▶ Problem requirements: Copy out the rows below verbatim, from the very first row down through the row that contains "table-row: 1 张琳翊", with both of those rows included.
------ Excerpted data ------
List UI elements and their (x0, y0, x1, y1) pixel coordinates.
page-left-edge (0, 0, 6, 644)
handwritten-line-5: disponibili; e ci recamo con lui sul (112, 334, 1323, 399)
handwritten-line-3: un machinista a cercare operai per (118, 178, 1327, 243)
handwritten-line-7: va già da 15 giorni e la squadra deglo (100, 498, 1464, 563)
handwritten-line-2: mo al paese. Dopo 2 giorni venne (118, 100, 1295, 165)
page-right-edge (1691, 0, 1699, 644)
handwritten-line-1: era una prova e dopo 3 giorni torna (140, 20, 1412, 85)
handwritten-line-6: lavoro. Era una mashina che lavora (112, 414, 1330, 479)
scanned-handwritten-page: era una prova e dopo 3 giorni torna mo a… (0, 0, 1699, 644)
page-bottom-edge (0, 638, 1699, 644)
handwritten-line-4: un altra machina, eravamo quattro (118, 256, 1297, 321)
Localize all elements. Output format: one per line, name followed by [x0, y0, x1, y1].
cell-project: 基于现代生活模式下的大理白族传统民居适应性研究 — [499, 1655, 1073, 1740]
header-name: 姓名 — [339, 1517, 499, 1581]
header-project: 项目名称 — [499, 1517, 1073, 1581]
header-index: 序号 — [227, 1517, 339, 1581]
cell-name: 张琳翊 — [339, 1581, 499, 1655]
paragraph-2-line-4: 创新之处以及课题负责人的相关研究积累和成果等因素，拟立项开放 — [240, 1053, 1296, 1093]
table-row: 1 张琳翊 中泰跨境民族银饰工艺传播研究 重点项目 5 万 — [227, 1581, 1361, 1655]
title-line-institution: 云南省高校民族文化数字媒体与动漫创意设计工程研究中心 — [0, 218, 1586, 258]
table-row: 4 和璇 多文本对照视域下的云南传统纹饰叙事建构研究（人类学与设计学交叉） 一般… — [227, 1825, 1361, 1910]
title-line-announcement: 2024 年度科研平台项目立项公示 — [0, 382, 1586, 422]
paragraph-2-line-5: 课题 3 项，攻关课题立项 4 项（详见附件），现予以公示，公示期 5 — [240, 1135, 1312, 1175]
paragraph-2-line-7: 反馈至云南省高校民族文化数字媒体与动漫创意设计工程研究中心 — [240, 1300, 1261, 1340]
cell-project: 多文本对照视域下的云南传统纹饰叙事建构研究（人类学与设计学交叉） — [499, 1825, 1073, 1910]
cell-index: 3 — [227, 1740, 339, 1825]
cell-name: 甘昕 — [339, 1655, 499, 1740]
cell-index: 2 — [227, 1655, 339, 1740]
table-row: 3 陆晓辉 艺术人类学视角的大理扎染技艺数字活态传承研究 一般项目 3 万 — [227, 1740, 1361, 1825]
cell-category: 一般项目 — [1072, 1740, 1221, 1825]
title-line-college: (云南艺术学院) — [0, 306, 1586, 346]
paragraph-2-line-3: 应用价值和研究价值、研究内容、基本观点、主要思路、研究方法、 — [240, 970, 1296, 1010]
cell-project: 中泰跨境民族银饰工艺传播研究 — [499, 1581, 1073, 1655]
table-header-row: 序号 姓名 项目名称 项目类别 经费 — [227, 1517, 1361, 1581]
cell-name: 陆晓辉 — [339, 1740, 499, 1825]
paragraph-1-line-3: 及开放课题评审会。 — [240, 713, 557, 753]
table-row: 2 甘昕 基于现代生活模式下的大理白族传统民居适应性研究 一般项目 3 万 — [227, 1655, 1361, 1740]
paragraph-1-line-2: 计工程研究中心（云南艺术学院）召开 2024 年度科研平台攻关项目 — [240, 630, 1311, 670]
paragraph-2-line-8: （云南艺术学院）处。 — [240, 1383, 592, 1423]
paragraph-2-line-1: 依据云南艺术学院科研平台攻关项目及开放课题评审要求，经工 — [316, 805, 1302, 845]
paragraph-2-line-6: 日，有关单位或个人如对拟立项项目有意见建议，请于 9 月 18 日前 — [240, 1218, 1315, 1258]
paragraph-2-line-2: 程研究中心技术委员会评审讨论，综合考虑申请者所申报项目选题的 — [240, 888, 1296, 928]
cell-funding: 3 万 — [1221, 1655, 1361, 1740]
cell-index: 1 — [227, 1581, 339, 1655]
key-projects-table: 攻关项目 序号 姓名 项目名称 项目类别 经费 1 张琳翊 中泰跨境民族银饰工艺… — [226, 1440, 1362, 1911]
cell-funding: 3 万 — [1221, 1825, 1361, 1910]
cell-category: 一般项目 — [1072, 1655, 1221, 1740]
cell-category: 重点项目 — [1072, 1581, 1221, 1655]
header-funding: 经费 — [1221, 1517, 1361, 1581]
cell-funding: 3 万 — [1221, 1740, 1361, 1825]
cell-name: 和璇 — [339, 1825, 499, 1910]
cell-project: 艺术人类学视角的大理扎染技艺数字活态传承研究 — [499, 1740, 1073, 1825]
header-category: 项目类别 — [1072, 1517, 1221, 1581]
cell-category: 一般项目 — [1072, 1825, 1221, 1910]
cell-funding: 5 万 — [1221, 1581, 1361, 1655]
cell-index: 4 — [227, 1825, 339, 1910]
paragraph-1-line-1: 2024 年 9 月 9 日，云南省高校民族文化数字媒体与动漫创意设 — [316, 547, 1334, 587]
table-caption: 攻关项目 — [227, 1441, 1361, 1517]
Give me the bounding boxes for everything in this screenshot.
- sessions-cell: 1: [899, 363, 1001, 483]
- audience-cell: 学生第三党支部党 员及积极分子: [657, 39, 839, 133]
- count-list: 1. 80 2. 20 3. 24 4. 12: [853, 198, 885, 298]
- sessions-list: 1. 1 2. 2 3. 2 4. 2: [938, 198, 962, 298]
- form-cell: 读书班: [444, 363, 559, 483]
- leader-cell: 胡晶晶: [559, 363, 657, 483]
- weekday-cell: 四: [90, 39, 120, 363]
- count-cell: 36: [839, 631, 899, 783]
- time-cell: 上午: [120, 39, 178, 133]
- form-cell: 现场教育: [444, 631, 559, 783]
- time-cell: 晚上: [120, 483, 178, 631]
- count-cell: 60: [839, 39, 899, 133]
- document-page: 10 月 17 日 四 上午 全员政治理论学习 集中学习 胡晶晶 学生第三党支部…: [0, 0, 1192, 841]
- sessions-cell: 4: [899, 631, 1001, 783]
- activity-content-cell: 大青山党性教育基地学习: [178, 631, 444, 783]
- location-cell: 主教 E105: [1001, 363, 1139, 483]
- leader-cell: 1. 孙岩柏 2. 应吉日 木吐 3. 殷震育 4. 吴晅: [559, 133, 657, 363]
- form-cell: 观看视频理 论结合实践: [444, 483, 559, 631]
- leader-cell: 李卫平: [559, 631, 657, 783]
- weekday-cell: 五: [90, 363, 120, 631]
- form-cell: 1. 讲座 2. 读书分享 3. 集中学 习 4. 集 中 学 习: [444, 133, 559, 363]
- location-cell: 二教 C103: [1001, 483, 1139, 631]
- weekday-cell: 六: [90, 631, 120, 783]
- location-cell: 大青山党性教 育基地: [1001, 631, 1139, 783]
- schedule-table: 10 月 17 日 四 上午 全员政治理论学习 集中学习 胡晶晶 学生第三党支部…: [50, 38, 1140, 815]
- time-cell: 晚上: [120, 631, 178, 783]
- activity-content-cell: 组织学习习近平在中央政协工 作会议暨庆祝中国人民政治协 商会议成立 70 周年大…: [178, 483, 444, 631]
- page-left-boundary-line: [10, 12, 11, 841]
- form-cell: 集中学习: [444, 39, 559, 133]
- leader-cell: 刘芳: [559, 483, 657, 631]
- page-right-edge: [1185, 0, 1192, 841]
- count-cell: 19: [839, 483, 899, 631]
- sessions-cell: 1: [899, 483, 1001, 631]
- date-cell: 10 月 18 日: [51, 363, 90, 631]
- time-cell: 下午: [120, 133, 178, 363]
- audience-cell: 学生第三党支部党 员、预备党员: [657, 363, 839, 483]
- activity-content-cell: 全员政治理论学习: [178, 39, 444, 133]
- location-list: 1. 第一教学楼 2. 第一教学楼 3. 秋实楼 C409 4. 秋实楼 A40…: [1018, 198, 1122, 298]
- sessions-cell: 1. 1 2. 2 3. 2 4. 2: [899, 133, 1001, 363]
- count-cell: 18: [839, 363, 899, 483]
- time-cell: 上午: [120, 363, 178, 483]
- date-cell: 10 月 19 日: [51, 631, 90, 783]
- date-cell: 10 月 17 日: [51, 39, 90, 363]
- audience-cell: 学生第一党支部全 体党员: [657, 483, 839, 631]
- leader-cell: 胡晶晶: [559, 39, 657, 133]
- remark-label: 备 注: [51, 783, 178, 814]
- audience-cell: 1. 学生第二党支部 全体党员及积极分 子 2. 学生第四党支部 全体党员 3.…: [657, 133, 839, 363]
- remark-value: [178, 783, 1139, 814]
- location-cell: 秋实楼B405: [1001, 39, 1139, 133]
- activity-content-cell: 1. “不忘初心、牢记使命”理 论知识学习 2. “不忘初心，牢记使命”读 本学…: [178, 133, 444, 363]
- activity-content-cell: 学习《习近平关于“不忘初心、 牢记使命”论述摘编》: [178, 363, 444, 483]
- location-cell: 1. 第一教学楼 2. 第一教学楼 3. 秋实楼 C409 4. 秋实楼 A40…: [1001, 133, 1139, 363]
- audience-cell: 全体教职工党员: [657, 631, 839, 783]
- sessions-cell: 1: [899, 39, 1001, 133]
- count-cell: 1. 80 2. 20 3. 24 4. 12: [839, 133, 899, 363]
------
▶ Completed exercise:
List UI elements and their (x0, y0, x1, y1) pixel coordinates.
page-left-edge (0, 0, 6, 644)
handwritten-line-5: disponibili; e ci recamo con lui sul (112, 334, 1323, 399)
handwritten-line-3: un machinista a cercare operai per (118, 178, 1327, 243)
handwritten-line-7: va già da 15 giorni e la squadra deglo (100, 498, 1464, 563)
handwritten-line-2: mo al paese. Dopo 2 giorni venne (118, 100, 1295, 165)
page-right-edge (1691, 0, 1699, 644)
handwritten-line-1: era una prova e dopo 3 giorni torna (140, 20, 1412, 85)
handwritten-line-6: lavoro. Era una mashina che lavora (112, 414, 1330, 479)
scanned-handwritten-page: era una prova e dopo 3 giorni torna mo a… (0, 0, 1699, 644)
page-bottom-edge (0, 638, 1699, 644)
handwritten-line-4: un altra machina, eravamo quattro (118, 256, 1297, 321)
Localize all elements. Output format: one per line, name followed by [x0, y0, x1, y1].
cell-project: 基于现代生活模式下的大理白族传统民居适应性研究 — [499, 1655, 1073, 1740]
header-name: 姓名 — [339, 1517, 499, 1581]
header-project: 项目名称 — [499, 1517, 1073, 1581]
header-index: 序号 — [227, 1517, 339, 1581]
cell-name: 张琳翊 — [339, 1581, 499, 1655]
paragraph-2-line-4: 创新之处以及课题负责人的相关研究积累和成果等因素，拟立项开放 — [240, 1053, 1296, 1093]
table-row: 1 张琳翊 中泰跨境民族银饰工艺传播研究 重点项目 5 万 — [227, 1581, 1361, 1655]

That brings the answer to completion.